- [Instruction] Write the entries below out again exactly; any picture in them stays out.

Collected data entries
===============

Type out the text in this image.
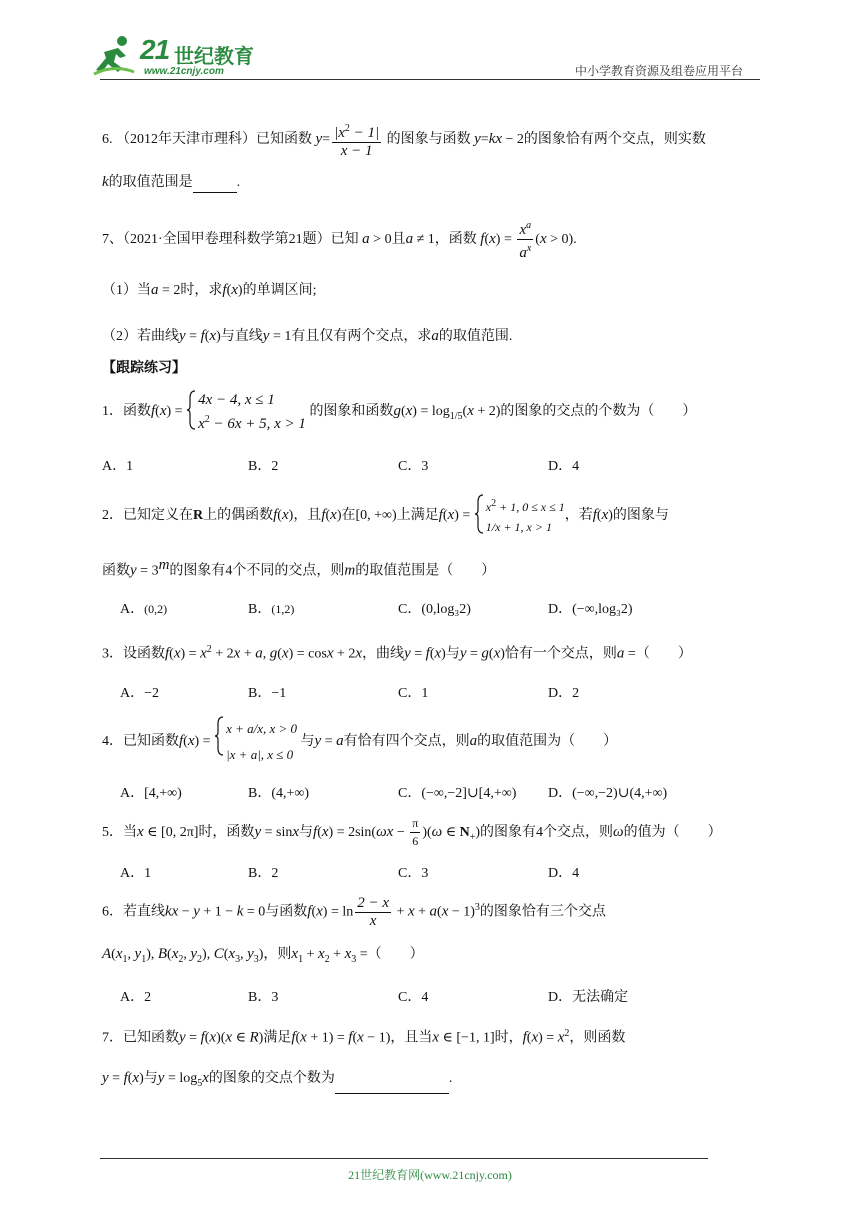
21 世纪教育
www.21cnjy.com	中小学教育资源及组卷应用平台
6. （2012年天津市理科）已知函数 $y= \frac{|x^2 - 1|}{x - 1}$ 的图象与函数 y=kx − 2的图象恰有两个交点，则实数
k的取值范围是	.
7、（2021·全国甲卷理科数学第21题）已知 a > 0且a ≠ 1，函数 $f(x) = \frac{x^a}{a^x} (x > 0)$.
（1）当a = 2时，求f(x)的单调区间;
（2）若曲线y = f(x)与直线y = 1有且仅有两个交点，求a的取值范围.
【跟踪练习】
1．函数f(x) =
4x − 4, x ≤ 1
$x^2 - 6x + 5$, x > 1
的图象和函数$g(x) = \log_{1/5}(x + 2)$的图象的交点的个数为（　　）
A．1	B．2	C．3	D．4
2．已知定义在R上的偶函数f(x)，且f(x)在[0, +∞)上满足f(x) =
$x^2 + 1$, 0 ≤ x ≤ 1
1/x + 1, x > 1
，若f(x)的图象与
函数$y = 3^m$的图象有4个不同的交点，则m的取值范围是（　　）
A．(0,2)	B．(1,2)	C．(0,log₃2)	D．(−∞,log₃2)
3．设函数$f(x) = x^2 + 2x + a$, g(x) = cosx + 2x，曲线y = f(x)与y = g(x)恰有一个交点，则a =（　　）
A．−2	B．−1	C．1	D．2
4．已知函数f(x) =
x + a/x, x > 0
|x + a|, x ≤ 0
与y = a有恰有四个交点，则a的取值范围为（　　）
A．[4,+∞)	B．(4,+∞)	C．(−∞,−2]∪[4,+∞) D．(−∞,−2)∪(4,+∞)
5．当x ∈ [0, 2π]时，函数y = sinx与$f(x) = 2\sin(\omega x - \frac{\pi}{6} )(\omega$ ∈ $N_+$)的图象有4个交点，则ω的值为（　　）
A．1	B．2	C．3	D．4
6．若直线kx − y + 1 − k = 0与函数$f(x) = \ln \frac{2 - x}{x} + x + a(x - 1)^3$的图象恰有三个交点
$A(x_1$, $y_1$), $B(x_2$, $y_2$), $C(x_3$, $y_3$)，则$x_1 + x_2 + x_3$ =（　　）
A．2	B．3	C．4	D．无法确定
7．已知函数y = f(x)(x ∈ R)满足f(x + 1) = f(x − 1)，且当x ∈ [−1, 1]时，$f(x) = x^2$，则函数
y = f(x)与$y = \log_5x$的图象的交点个数为	.
21世纪教育网(www.21cnjy.com)
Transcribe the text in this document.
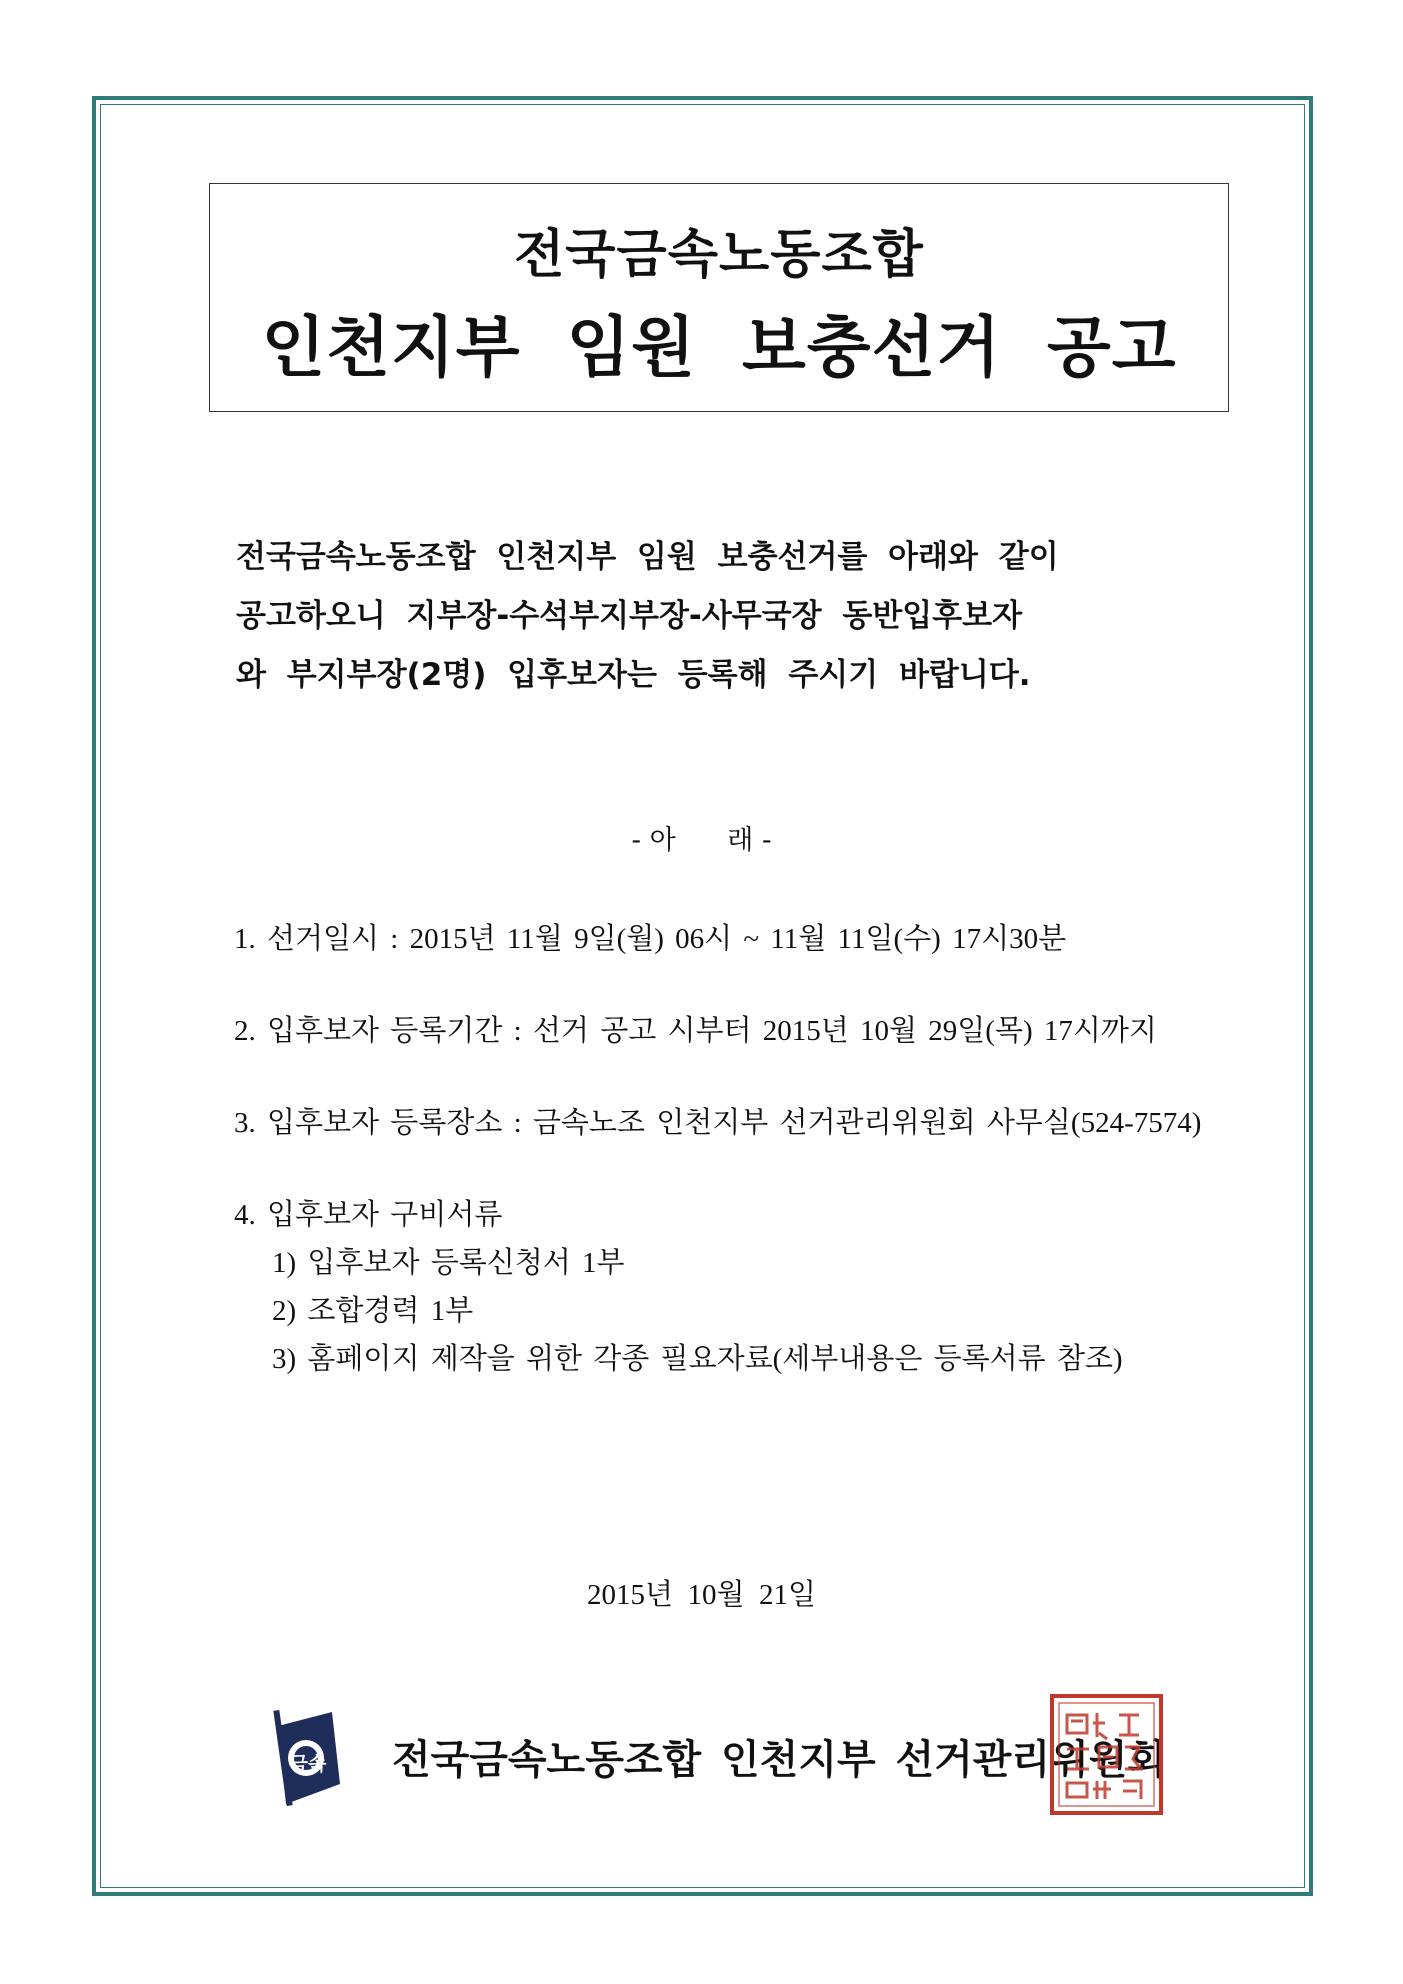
전국금속노동조합
인천지부 임원 보충선거 공고
전국금속노동조합 인천지부 임원 보충선거를 아래와 같이
공고하오니 지부장-수석부지부장-사무국장 동반입후보자
와 부지부장(2명) 입후보자는 등록해 주시기 바랍니다.
- 아      래 -
1. 선거일시 : 2015년 11월 9일(월) 06시 ~ 11월 11일(수) 17시30분
2. 입후보자 등록기간 : 선거 공고 시부터 2015년 10월 29일(목) 17시까지
3. 입후보자 등록장소 : 금속노조 인천지부 선거관리위원회 사무실(524-7574)
4. 입후보자 구비서류
1) 입후보자 등록신청서 1부
2) 조합경력 1부
3) 홈페이지 제작을 위한 각종 필요자료(세부내용은 등록서류 참조)
2015년  10월  21일
금속 전국금속노동조합 인천지부 선거관리위원회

===============

- [Correct answer]
Type out the text in this image.
21 世纪教育
www.21cnjy.com	中小学教育资源及组卷应用平台
6. （2012年天津市理科）已知函数 $y= \frac{|x^2 - 1|}{x - 1}$ 的图象与函数 y=kx − 2的图象恰有两个交点，则实数
k的取值范围是	.
7、（2021·全国甲卷理科数学第21题）已知 a > 0且a ≠ 1，函数 $f(x) = \frac{x^a}{a^x} (x > 0)$.
（1）当a = 2时，求f(x)的单调区间;
（2）若曲线y = f(x)与直线y = 1有且仅有两个交点，求a的取值范围.
【跟踪练习】
1．函数f(x) =
4x − 4, x ≤ 1
$x^2 - 6x + 5$, x > 1
的图象和函数$g(x) = \log_{1/5}(x + 2)$的图象的交点的个数为（　　）
A．1	B．2	C．3	D．4
2．已知定义在R上的偶函数f(x)，且f(x)在[0, +∞)上满足f(x) =
$x^2 + 1$, 0 ≤ x ≤ 1
1/x + 1, x > 1
，若f(x)的图象与
函数$y = 3^m$的图象有4个不同的交点，则m的取值范围是（　　）
A．(0,2)	B．(1,2)	C．(0,log₃2)	D．(−∞,log₃2)
3．设函数$f(x) = x^2 + 2x + a$, g(x) = cosx + 2x，曲线y = f(x)与y = g(x)恰有一个交点，则a =（　　）
A．−2	B．−1	C．1	D．2
4．已知函数f(x) =
x + a/x, x > 0
|x + a|, x ≤ 0
与y = a有恰有四个交点，则a的取值范围为（　　）
A．[4,+∞)	B．(4,+∞)	C．(−∞,−2]∪[4,+∞) D．(−∞,−2)∪(4,+∞)
5．当x ∈ [0, 2π]时，函数y = sinx与$f(x) = 2\sin(\omega x - \frac{\pi}{6} )(\omega$ ∈ $N_+$)的图象有4个交点，则ω的值为（　　）
A．1	B．2	C．3	D．4
6．若直线kx − y + 1 − k = 0与函数$f(x) = \ln \frac{2 - x}{x} + x + a(x - 1)^3$的图象恰有三个交点
$A(x_1$, $y_1$), $B(x_2$, $y_2$), $C(x_3$, $y_3$)，则$x_1 + x_2 + x_3$ =（　　）
A．2	B．3	C．4	D．无法确定
7．已知函数y = f(x)(x ∈ R)满足f(x + 1) = f(x − 1)，且当x ∈ [−1, 1]时，$f(x) = x^2$，则函数
y = f(x)与$y = \log_5x$的图象的交点个数为	.
21世纪教育网(www.21cnjy.com)
Transcribe the text in this document.
전국금속노동조합
인천지부 임원 보충선거 공고
전국금속노동조합 인천지부 임원 보충선거를 아래와 같이
공고하오니 지부장-수석부지부장-사무국장 동반입후보자
와 부지부장(2명) 입후보자는 등록해 주시기 바랍니다.
- 아      래 -
1. 선거일시 : 2015년 11월 9일(월) 06시 ~ 11월 11일(수) 17시30분
2. 입후보자 등록기간 : 선거 공고 시부터 2015년 10월 29일(목) 17시까지
3. 입후보자 등록장소 : 금속노조 인천지부 선거관리위원회 사무실(524-7574)
4. 입후보자 구비서류
1) 입후보자 등록신청서 1부
2) 조합경력 1부
3) 홈페이지 제작을 위한 각종 필요자료(세부내용은 등록서류 참조)
2015년  10월  21일
금속 전국금속노동조합 인천지부 선거관리위원회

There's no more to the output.